> [Excerpted data]
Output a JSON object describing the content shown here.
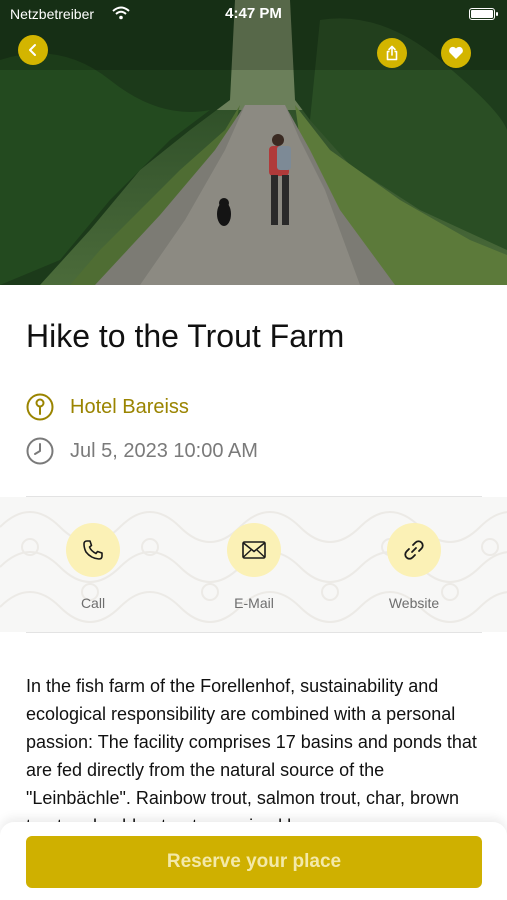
{
  "status_bar": {
    "carrier": "Netzbetreiber",
    "time": "4:47 PM"
  },
  "hero": {
    "image": "forest-road-hike-photo",
    "buttons": {
      "back_icon": "chevron-left-icon",
      "share_icon": "share-icon",
      "favorite_icon": "heart-icon"
    }
  },
  "event": {
    "title": "Hike to the Trout Farm",
    "location": "Hotel Bareiss",
    "datetime": "Jul 5, 2023 10:00 AM"
  },
  "contact": [
    {
      "label": "Call",
      "icon": "phone-icon"
    },
    {
      "label": "E-Mail",
      "icon": "envelope-icon"
    },
    {
      "label": "Website",
      "icon": "link-icon"
    }
  ],
  "description": "In the fish farm of the Forellenhof, sustainability and ecological responsibility are combined with a personal passion: The facility comprises 17 basins and ponds that are fed directly from the natural source of the \"Leinbächle\". Rainbow trout, salmon trout, char, brown trout and golden trout are raised here.",
  "cta": {
    "label": "Reserve your place"
  },
  "colors": {
    "accent": "#d3b500",
    "accent_text": "#9a8400",
    "contact_circle": "#fbf1b6",
    "button_text": "#f3e9a8"
  }
}
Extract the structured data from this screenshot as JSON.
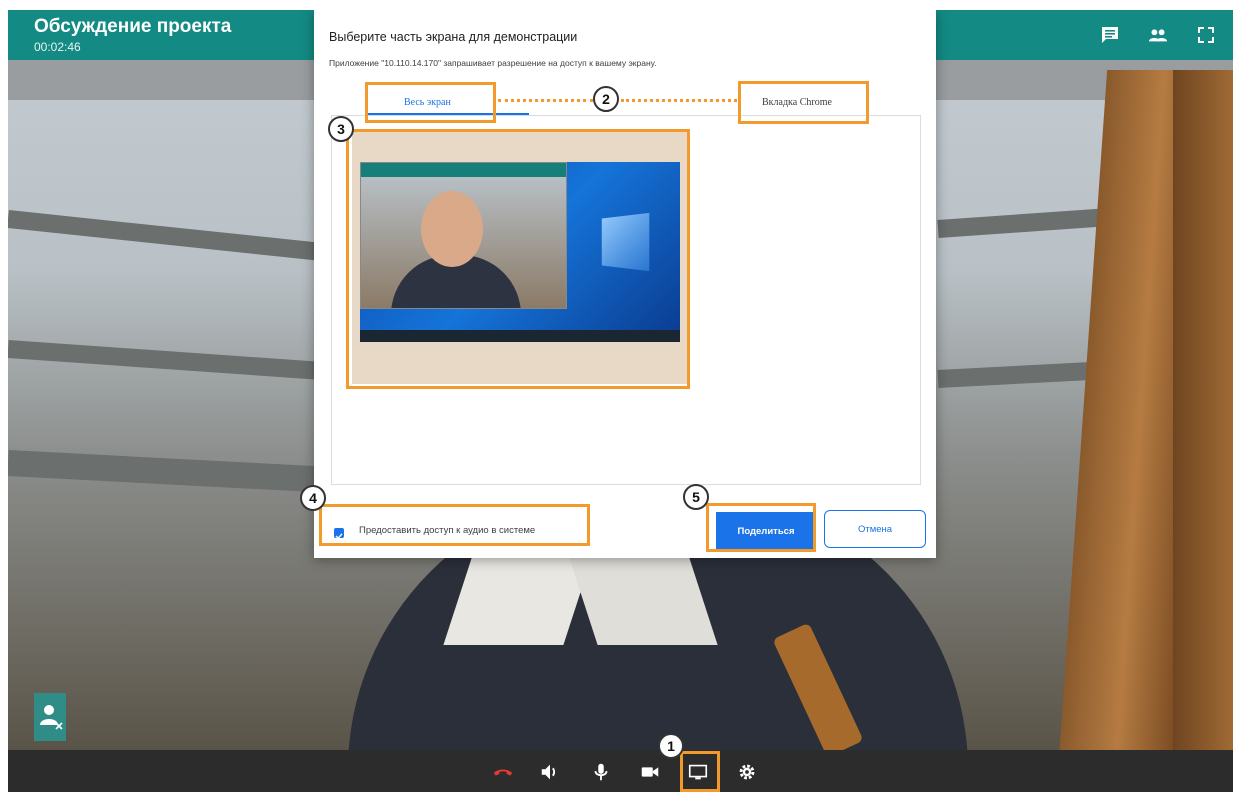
{
  "conference": {
    "title": "Обсуждение проекта",
    "timer": "00:02:46"
  },
  "header_icons": [
    "chat-icon",
    "participants-icon",
    "fullscreen-icon"
  ],
  "dialog": {
    "title": "Выберите часть экрана для демонстрации",
    "subtitle": "Приложение \"10.110.14.170\" запрашивает разрешение на доступ к вашему экрану.",
    "tabs": [
      {
        "label": "Весь экран",
        "active": true
      },
      {
        "label": "Вкладка Chrome",
        "active": false
      }
    ],
    "audio_checkbox": {
      "label": "Предоставить доступ к аудио в системе",
      "checked": true
    },
    "share_button": "Поделиться",
    "cancel_button": "Отмена"
  },
  "toolbar_icons": [
    "hangup-icon",
    "volume-icon",
    "microphone-icon",
    "camera-icon",
    "screen-share-icon",
    "settings-icon"
  ],
  "annotations": [
    "1",
    "2",
    "3",
    "4",
    "5"
  ],
  "colors": {
    "header": "#148a84",
    "toolbar": "#2c2c2c",
    "accent": "#1a73e8",
    "highlight": "#f39a2c",
    "hangup": "#e53935"
  }
}
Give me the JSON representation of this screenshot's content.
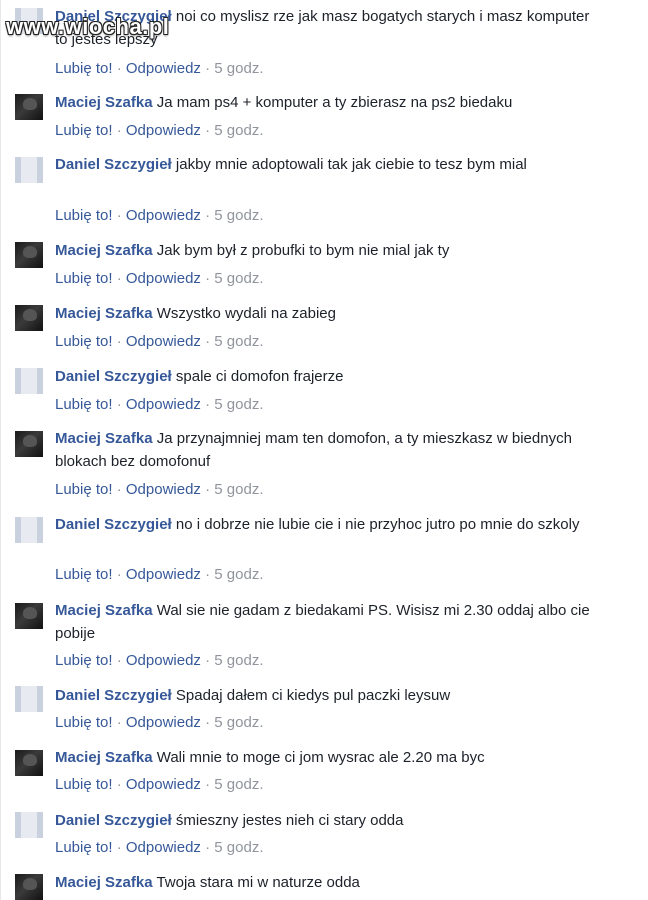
{
  "watermark": "www.wiocha.pl",
  "actions": {
    "like": "Lubię to!",
    "reply": "Odpowiedz",
    "separator": "·",
    "time": "5 godz."
  },
  "comments": [
    {
      "author": "Daniel Szczygieł",
      "avatar": "gray",
      "text": "noi co myslisz rze jak masz bogatych starych i masz komputer to jestes lepszy"
    },
    {
      "author": "Maciej Szafka",
      "avatar": "dark",
      "text": "Ja mam ps4 + komputer a ty zbierasz na ps2 biedaku"
    },
    {
      "author": "Daniel Szczygieł",
      "avatar": "gray",
      "text": "jakby mnie adoptowali tak jak ciebie to tesz bym mial"
    },
    {
      "author": "Maciej Szafka",
      "avatar": "dark",
      "text": "Jak bym był z probufki to bym nie mial jak ty"
    },
    {
      "author": "Maciej Szafka",
      "avatar": "dark",
      "text": "Wszystko wydali na zabieg"
    },
    {
      "author": "Daniel Szczygieł",
      "avatar": "gray",
      "text": "spale ci domofon frajerze"
    },
    {
      "author": "Maciej Szafka",
      "avatar": "dark",
      "text": "Ja przynajmniej mam ten domofon, a ty mieszkasz w biednych blokach bez domofonuf"
    },
    {
      "author": "Daniel Szczygieł",
      "avatar": "gray",
      "text": "no i dobrze nie lubie cie i nie przyhoc jutro po mnie do szkoly"
    },
    {
      "author": "Maciej Szafka",
      "avatar": "dark",
      "text": "Wal sie nie gadam z biedakami PS. Wisisz mi 2.30 oddaj albo cie pobije"
    },
    {
      "author": "Daniel Szczygieł",
      "avatar": "gray",
      "text": "Spadaj dałem ci kiedys pul paczki leysuw"
    },
    {
      "author": "Maciej Szafka",
      "avatar": "dark",
      "text": "Wali mnie to moge ci jom wysrac ale 2.20 ma byc"
    },
    {
      "author": "Daniel Szczygieł",
      "avatar": "gray",
      "text": "śmieszny jestes nieh ci stary odda"
    },
    {
      "author": "Maciej Szafka",
      "avatar": "dark",
      "text": "Twoja stara mi w naturze odda"
    }
  ]
}
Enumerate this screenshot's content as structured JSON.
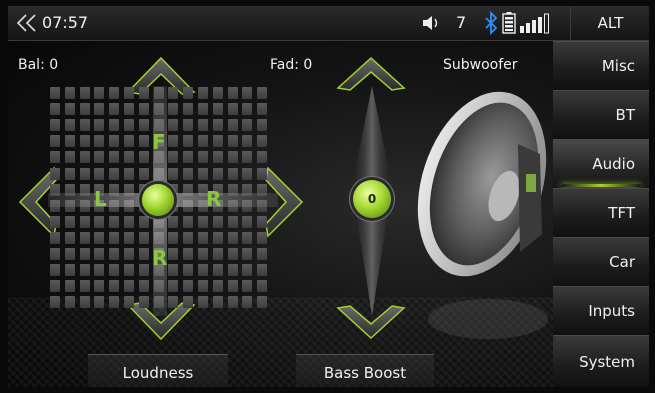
{
  "status": {
    "time": "07:57",
    "volume": "7",
    "alt_label": "ALT",
    "icons": [
      "back-chevron-icon",
      "speaker-volume-icon",
      "bluetooth-icon",
      "battery-icon",
      "signal-bars-icon"
    ]
  },
  "sidebar": {
    "items": [
      {
        "label": "Misc"
      },
      {
        "label": "BT"
      },
      {
        "label": "Audio",
        "active": true
      },
      {
        "label": "TFT"
      },
      {
        "label": "Car"
      },
      {
        "label": "Inputs"
      },
      {
        "label": "System"
      }
    ]
  },
  "audio": {
    "balance_label": "Bal: 0",
    "fader_label": "Fad: 0",
    "subwoofer_label": "Subwoofer",
    "pad_front": "F",
    "pad_left": "L",
    "pad_right": "R",
    "pad_rear": "R",
    "fader_value": "0",
    "loudness_label": "Loudness",
    "bass_boost_label": "Bass Boost"
  },
  "colors": {
    "accent": "#9fd42e",
    "letter": "#8cc63f"
  }
}
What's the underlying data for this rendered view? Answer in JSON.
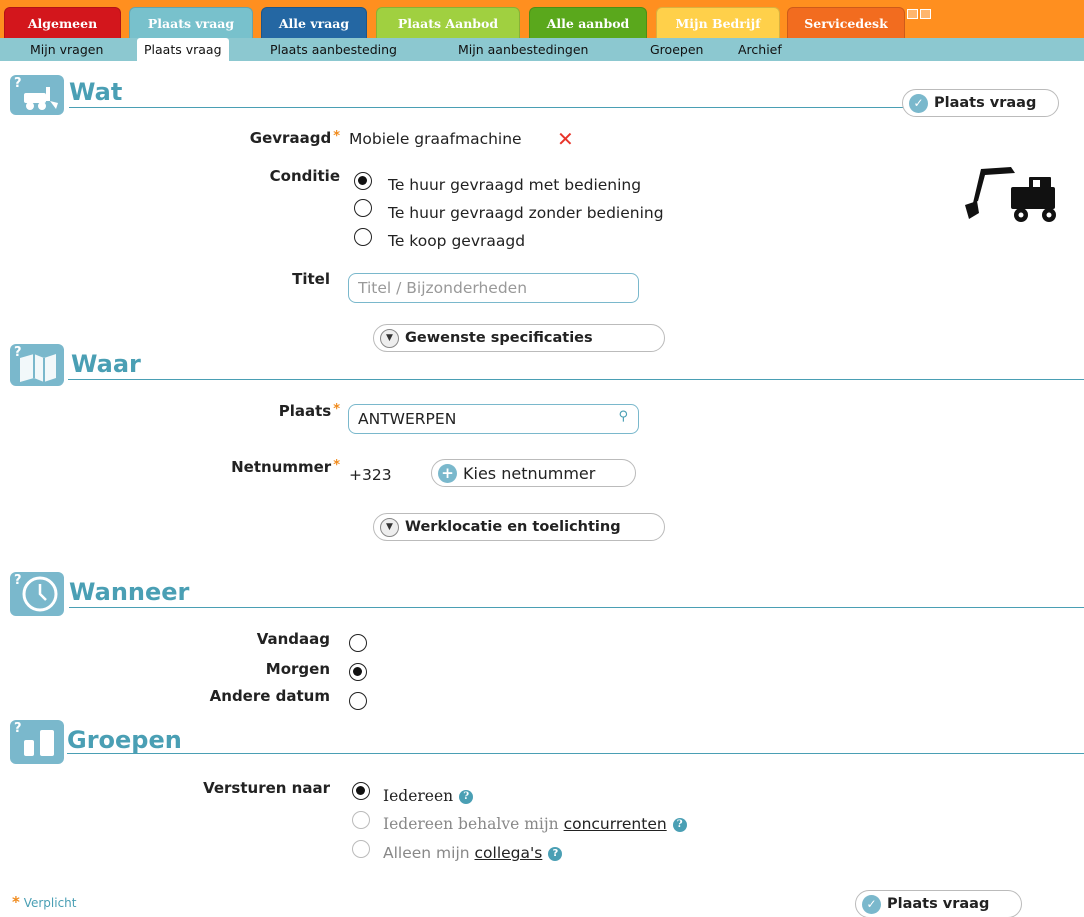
{
  "tabs": [
    {
      "label": "Algemeen",
      "color": "#d3161c"
    },
    {
      "label": "Plaats vraag",
      "color": "#78c1cc"
    },
    {
      "label": "Alle vraag",
      "color": "#2467a3"
    },
    {
      "label": "Plaats Aanbod",
      "color": "#a0d040"
    },
    {
      "label": "Alle aanbod",
      "color": "#5aa81c"
    },
    {
      "label": "Mijn Bedrijf",
      "color": "#ffd04a"
    },
    {
      "label": "Servicedesk",
      "color": "#f26c1f"
    }
  ],
  "subnav": [
    "Mijn vragen",
    "Plaats vraag",
    "Plaats aanbesteding",
    "Mijn aanbestedingen",
    "Groepen",
    "Archief"
  ],
  "sections": {
    "wat": "Wat",
    "waar": "Waar",
    "wanneer": "Wanneer",
    "groepen": "Groepen"
  },
  "submit_label": "Plaats vraag",
  "wat": {
    "gevraagd_label": "Gevraagd",
    "gevraagd_value": "Mobiele graafmachine",
    "conditie_label": "Conditie",
    "conditie_options": [
      "Te huur gevraagd met bediening",
      "Te huur gevraagd zonder bediening",
      "Te koop gevraagd"
    ],
    "titel_label": "Titel",
    "titel_placeholder": "Titel / Bijzonderheden",
    "specs_label": "Gewenste specificaties"
  },
  "waar": {
    "plaats_label": "Plaats",
    "plaats_value": "ANTWERPEN",
    "netnummer_label": "Netnummer",
    "netnummer_value": "+323",
    "kies_label": "Kies netnummer",
    "werklocatie_label": "Werklocatie en toelichting"
  },
  "wanneer": {
    "options": [
      "Vandaag",
      "Morgen",
      "Andere datum"
    ]
  },
  "groepen": {
    "versturen_label": "Versturen naar",
    "opt1": "Iedereen",
    "opt2_prefix": "Iedereen behalve mijn",
    "opt2_link": "concurrenten",
    "opt3_prefix": "Alleen mijn",
    "opt3_link": "collega's"
  },
  "footer": {
    "required_note": "Verplicht"
  },
  "icons": {
    "remove": "remove-x-icon",
    "search": "search-icon",
    "help": "help-icon",
    "check": "check-icon",
    "chevron": "chevron-down-icon"
  }
}
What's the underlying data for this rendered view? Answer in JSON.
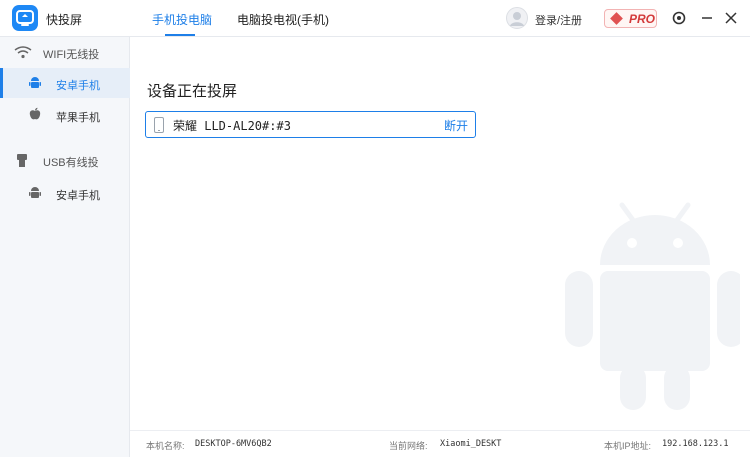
{
  "app": {
    "name": "快投屏",
    "brand_color": "#1e7fe8"
  },
  "tabs": [
    {
      "label": "手机投电脑",
      "active": true
    },
    {
      "label": "电脑投电视(手机)",
      "active": false
    }
  ],
  "header": {
    "login_label": "登录/注册",
    "pro_label": "PRO"
  },
  "sidebar": {
    "wifi_header": "WIFI无线投",
    "wifi_items": [
      {
        "label": "安卓手机",
        "icon": "android-icon",
        "active": true
      },
      {
        "label": "苹果手机",
        "icon": "apple-icon",
        "active": false
      }
    ],
    "usb_header": "USB有线投",
    "usb_items": [
      {
        "label": "安卓手机",
        "icon": "android-icon",
        "active": false
      }
    ]
  },
  "main": {
    "title": "设备正在投屏",
    "device": {
      "name": "荣耀 LLD-AL20#:#3",
      "action_label": "断开"
    }
  },
  "footer": {
    "computer_name_label": "本机名称:",
    "computer_name_value": "DESKTOP-6MV6QB2",
    "network_label": "当前网络:",
    "network_value": "Xiaomi_DESKT",
    "ip_label": "本机IP地址:",
    "ip_value": "192.168.123.1"
  }
}
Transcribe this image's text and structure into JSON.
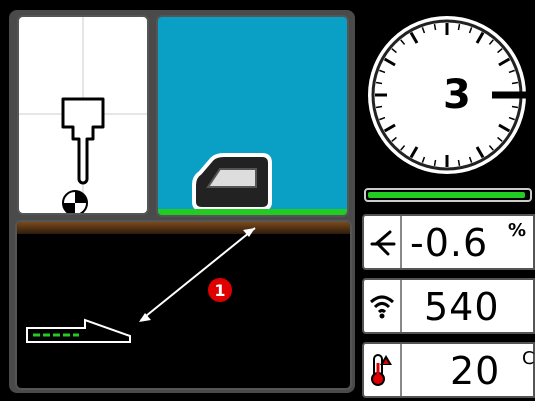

> [The task] For each line of the listing that holds the word "Titel", show that line.

> [Output of the task]
    "titel_label": "Titel",
    "titel_placeholder": "Titel / Bijzonderheden",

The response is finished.